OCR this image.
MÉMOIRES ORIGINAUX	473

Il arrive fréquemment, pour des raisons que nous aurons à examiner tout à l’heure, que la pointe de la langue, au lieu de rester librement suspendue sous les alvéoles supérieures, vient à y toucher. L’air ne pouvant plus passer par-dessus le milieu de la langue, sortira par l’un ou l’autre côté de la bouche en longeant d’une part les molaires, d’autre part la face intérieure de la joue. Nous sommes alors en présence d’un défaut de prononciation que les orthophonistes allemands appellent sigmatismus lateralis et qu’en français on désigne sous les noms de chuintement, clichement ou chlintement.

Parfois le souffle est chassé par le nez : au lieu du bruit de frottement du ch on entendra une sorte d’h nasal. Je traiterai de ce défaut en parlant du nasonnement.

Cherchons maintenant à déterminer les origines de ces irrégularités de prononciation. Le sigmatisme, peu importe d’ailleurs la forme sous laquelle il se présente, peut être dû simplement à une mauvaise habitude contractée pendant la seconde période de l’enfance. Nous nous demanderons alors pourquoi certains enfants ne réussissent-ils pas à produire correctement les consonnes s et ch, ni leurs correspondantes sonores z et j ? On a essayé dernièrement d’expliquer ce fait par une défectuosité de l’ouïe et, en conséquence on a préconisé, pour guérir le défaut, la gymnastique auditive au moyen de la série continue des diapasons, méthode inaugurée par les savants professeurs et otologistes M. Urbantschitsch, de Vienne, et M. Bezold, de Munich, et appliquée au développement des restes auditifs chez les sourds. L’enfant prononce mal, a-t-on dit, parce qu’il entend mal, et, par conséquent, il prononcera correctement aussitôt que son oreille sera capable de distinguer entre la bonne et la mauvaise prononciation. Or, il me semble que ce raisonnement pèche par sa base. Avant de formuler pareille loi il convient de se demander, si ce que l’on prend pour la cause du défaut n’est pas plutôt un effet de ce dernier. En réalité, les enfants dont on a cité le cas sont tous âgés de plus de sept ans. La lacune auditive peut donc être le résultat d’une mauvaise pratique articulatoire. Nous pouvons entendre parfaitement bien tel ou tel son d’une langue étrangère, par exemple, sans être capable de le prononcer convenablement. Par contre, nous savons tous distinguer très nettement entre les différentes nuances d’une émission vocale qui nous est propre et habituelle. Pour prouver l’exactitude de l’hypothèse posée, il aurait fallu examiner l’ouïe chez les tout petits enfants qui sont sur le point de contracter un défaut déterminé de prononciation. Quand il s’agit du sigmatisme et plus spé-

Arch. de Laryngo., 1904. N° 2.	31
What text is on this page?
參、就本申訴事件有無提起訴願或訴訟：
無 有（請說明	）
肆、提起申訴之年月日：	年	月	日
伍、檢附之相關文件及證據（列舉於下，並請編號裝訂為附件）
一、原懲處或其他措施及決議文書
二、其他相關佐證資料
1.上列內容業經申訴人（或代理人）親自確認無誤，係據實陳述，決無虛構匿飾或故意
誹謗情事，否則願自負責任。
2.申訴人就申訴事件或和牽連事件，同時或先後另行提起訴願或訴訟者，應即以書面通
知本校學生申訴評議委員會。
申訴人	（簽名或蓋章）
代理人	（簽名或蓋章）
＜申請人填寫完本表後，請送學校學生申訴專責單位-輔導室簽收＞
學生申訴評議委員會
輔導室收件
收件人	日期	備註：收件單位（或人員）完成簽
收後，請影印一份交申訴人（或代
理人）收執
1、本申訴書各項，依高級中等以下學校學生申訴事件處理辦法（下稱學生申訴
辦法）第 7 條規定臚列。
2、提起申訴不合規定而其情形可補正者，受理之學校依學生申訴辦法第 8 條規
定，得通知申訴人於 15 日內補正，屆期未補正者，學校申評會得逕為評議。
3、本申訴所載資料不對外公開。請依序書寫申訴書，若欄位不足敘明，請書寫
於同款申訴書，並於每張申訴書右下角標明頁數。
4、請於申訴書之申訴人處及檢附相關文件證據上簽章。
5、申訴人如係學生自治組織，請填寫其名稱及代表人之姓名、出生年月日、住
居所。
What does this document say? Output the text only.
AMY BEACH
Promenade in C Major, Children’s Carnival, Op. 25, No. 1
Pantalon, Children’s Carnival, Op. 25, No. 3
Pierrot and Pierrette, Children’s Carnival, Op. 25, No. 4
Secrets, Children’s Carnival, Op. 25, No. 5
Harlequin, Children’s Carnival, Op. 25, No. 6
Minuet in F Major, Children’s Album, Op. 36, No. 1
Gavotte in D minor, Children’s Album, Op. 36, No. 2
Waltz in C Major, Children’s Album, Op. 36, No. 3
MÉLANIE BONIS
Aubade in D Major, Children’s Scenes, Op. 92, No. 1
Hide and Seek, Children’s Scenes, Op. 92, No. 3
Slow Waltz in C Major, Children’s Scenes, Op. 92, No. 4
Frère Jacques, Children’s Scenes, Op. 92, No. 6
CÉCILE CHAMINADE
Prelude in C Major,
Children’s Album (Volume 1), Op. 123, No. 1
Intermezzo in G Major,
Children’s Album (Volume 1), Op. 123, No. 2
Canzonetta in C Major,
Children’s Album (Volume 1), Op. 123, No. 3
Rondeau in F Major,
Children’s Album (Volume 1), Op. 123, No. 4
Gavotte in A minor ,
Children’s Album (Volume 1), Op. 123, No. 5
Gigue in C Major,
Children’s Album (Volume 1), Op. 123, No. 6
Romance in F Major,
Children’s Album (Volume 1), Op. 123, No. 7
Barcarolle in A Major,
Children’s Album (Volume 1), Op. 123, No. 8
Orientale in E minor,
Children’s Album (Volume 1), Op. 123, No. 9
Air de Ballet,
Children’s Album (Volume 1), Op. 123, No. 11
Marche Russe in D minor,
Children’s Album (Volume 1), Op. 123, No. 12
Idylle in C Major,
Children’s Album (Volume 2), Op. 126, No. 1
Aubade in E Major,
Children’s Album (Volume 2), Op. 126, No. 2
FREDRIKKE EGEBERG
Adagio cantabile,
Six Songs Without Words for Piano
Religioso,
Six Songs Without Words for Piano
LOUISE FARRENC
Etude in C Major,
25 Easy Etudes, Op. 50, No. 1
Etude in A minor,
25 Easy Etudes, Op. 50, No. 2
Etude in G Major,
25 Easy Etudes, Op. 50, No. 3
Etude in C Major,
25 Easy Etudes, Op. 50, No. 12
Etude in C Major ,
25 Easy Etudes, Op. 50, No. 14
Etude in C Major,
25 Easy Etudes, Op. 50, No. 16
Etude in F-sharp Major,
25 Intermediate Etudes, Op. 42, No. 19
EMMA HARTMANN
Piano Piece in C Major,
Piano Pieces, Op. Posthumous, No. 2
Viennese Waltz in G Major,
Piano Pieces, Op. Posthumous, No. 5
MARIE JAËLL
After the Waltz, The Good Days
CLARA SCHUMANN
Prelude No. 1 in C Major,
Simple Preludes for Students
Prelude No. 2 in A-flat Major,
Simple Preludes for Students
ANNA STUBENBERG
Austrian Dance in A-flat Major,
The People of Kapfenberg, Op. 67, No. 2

» WHAT YOU HAVE TO DO
Each line above must be reproduced exactly as it stands.

» EXPECTED ANSWER
OCR this image.
MÉMOIRES ORIGINAUX	473

Il arrive fréquemment, pour des raisons que nous aurons à examiner tout à l’heure, que la pointe de la langue, au lieu de rester librement suspendue sous les alvéoles supérieures, vient à y toucher. L’air ne pouvant plus passer par-dessus le milieu de la langue, sortira par l’un ou l’autre côté de la bouche en longeant d’une part les molaires, d’autre part la face intérieure de la joue. Nous sommes alors en présence d’un défaut de prononciation que les orthophonistes allemands appellent sigmatismus lateralis et qu’en français on désigne sous les noms de chuintement, clichement ou chlintement.

Parfois le souffle est chassé par le nez : au lieu du bruit de frottement du ch on entendra une sorte d’h nasal. Je traiterai de ce défaut en parlant du nasonnement.

Cherchons maintenant à déterminer les origines de ces irrégularités de prononciation. Le sigmatisme, peu importe d’ailleurs la forme sous laquelle il se présente, peut être dû simplement à une mauvaise habitude contractée pendant la seconde période de l’enfance. Nous nous demanderons alors pourquoi certains enfants ne réussissent-ils pas à produire correctement les consonnes s et ch, ni leurs correspondantes sonores z et j ? On a essayé dernièrement d’expliquer ce fait par une défectuosité de l’ouïe et, en conséquence on a préconisé, pour guérir le défaut, la gymnastique auditive au moyen de la série continue des diapasons, méthode inaugurée par les savants professeurs et otologistes M. Urbantschitsch, de Vienne, et M. Bezold, de Munich, et appliquée au développement des restes auditifs chez les sourds. L’enfant prononce mal, a-t-on dit, parce qu’il entend mal, et, par conséquent, il prononcera correctement aussitôt que son oreille sera capable de distinguer entre la bonne et la mauvaise prononciation. Or, il me semble que ce raisonnement pèche par sa base. Avant de formuler pareille loi il convient de se demander, si ce que l’on prend pour la cause du défaut n’est pas plutôt un effet de ce dernier. En réalité, les enfants dont on a cité le cas sont tous âgés de plus de sept ans. La lacune auditive peut donc être le résultat d’une mauvaise pratique articulatoire. Nous pouvons entendre parfaitement bien tel ou tel son d’une langue étrangère, par exemple, sans être capable de le prononcer convenablement. Par contre, nous savons tous distinguer très nettement entre les différentes nuances d’une émission vocale qui nous est propre et habituelle. Pour prouver l’exactitude de l’hypothèse posée, il aurait fallu examiner l’ouïe chez les tout petits enfants qui sont sur le point de contracter un défaut déterminé de prononciation. Quand il s’agit du sigmatisme et plus spé-

Arch. de Laryngo., 1904. N° 2.	31
What text is on this page?
參、就本申訴事件有無提起訴願或訴訟：
無 有（請說明	）
肆、提起申訴之年月日：	年	月	日
伍、檢附之相關文件及證據（列舉於下，並請編號裝訂為附件）
一、原懲處或其他措施及決議文書
二、其他相關佐證資料
1.上列內容業經申訴人（或代理人）親自確認無誤，係據實陳述，決無虛構匿飾或故意
誹謗情事，否則願自負責任。
2.申訴人就申訴事件或和牽連事件，同時或先後另行提起訴願或訴訟者，應即以書面通
知本校學生申訴評議委員會。
申訴人	（簽名或蓋章）
代理人	（簽名或蓋章）
＜申請人填寫完本表後，請送學校學生申訴專責單位-輔導室簽收＞
學生申訴評議委員會
輔導室收件
收件人	日期	備註：收件單位（或人員）完成簽
收後，請影印一份交申訴人（或代
理人）收執
1、本申訴書各項，依高級中等以下學校學生申訴事件處理辦法（下稱學生申訴
辦法）第 7 條規定臚列。
2、提起申訴不合規定而其情形可補正者，受理之學校依學生申訴辦法第 8 條規
定，得通知申訴人於 15 日內補正，屆期未補正者，學校申評會得逕為評議。
3、本申訴所載資料不對外公開。請依序書寫申訴書，若欄位不足敘明，請書寫
於同款申訴書，並於每張申訴書右下角標明頁數。
4、請於申訴書之申訴人處及檢附相關文件證據上簽章。
5、申訴人如係學生自治組織，請填寫其名稱及代表人之姓名、出生年月日、住
居所。
What does this document say? Output the text only.
AMY BEACH
Promenade in C Major, Children’s Carnival, Op. 25, No. 1
Pantalon, Children’s Carnival, Op. 25, No. 3
Pierrot and Pierrette, Children’s Carnival, Op. 25, No. 4
Secrets, Children’s Carnival, Op. 25, No. 5
Harlequin, Children’s Carnival, Op. 25, No. 6
Minuet in F Major, Children’s Album, Op. 36, No. 1
Gavotte in D minor, Children’s Album, Op. 36, No. 2
Waltz in C Major, Children’s Album, Op. 36, No. 3
MÉLANIE BONIS
Aubade in D Major, Children’s Scenes, Op. 92, No. 1
Hide and Seek, Children’s Scenes, Op. 92, No. 3
Slow Waltz in C Major, Children’s Scenes, Op. 92, No. 4
Frère Jacques, Children’s Scenes, Op. 92, No. 6
CÉCILE CHAMINADE
Prelude in C Major,
Children’s Album (Volume 1), Op. 123, No. 1
Intermezzo in G Major,
Children’s Album (Volume 1), Op. 123, No. 2
Canzonetta in C Major,
Children’s Album (Volume 1), Op. 123, No. 3
Rondeau in F Major,
Children’s Album (Volume 1), Op. 123, No. 4
Gavotte in A minor ,
Children’s Album (Volume 1), Op. 123, No. 5
Gigue in C Major,
Children’s Album (Volume 1), Op. 123, No. 6
Romance in F Major,
Children’s Album (Volume 1), Op. 123, No. 7
Barcarolle in A Major,
Children’s Album (Volume 1), Op. 123, No. 8
Orientale in E minor,
Children’s Album (Volume 1), Op. 123, No. 9
Air de Ballet,
Children’s Album (Volume 1), Op. 123, No. 11
Marche Russe in D minor,
Children’s Album (Volume 1), Op. 123, No. 12
Idylle in C Major,
Children’s Album (Volume 2), Op. 126, No. 1
Aubade in E Major,
Children’s Album (Volume 2), Op. 126, No. 2
FREDRIKKE EGEBERG
Adagio cantabile,
Six Songs Without Words for Piano
Religioso,
Six Songs Without Words for Piano
LOUISE FARRENC
Etude in C Major,
25 Easy Etudes, Op. 50, No. 1
Etude in A minor,
25 Easy Etudes, Op. 50, No. 2
Etude in G Major,
25 Easy Etudes, Op. 50, No. 3
Etude in C Major,
25 Easy Etudes, Op. 50, No. 12
Etude in C Major ,
25 Easy Etudes, Op. 50, No. 14
Etude in C Major,
25 Easy Etudes, Op. 50, No. 16
Etude in F-sharp Major,
25 Intermediate Etudes, Op. 42, No. 19
EMMA HARTMANN
Piano Piece in C Major,
Piano Pieces, Op. Posthumous, No. 2
Viennese Waltz in G Major,
Piano Pieces, Op. Posthumous, No. 5
MARIE JAËLL
After the Waltz, The Good Days
CLARA SCHUMANN
Prelude No. 1 in C Major,
Simple Preludes for Students
Prelude No. 2 in A-flat Major,
Simple Preludes for Students
ANNA STUBENBERG
Austrian Dance in A-flat Major,
The People of Kapfenberg, Op. 67, No. 2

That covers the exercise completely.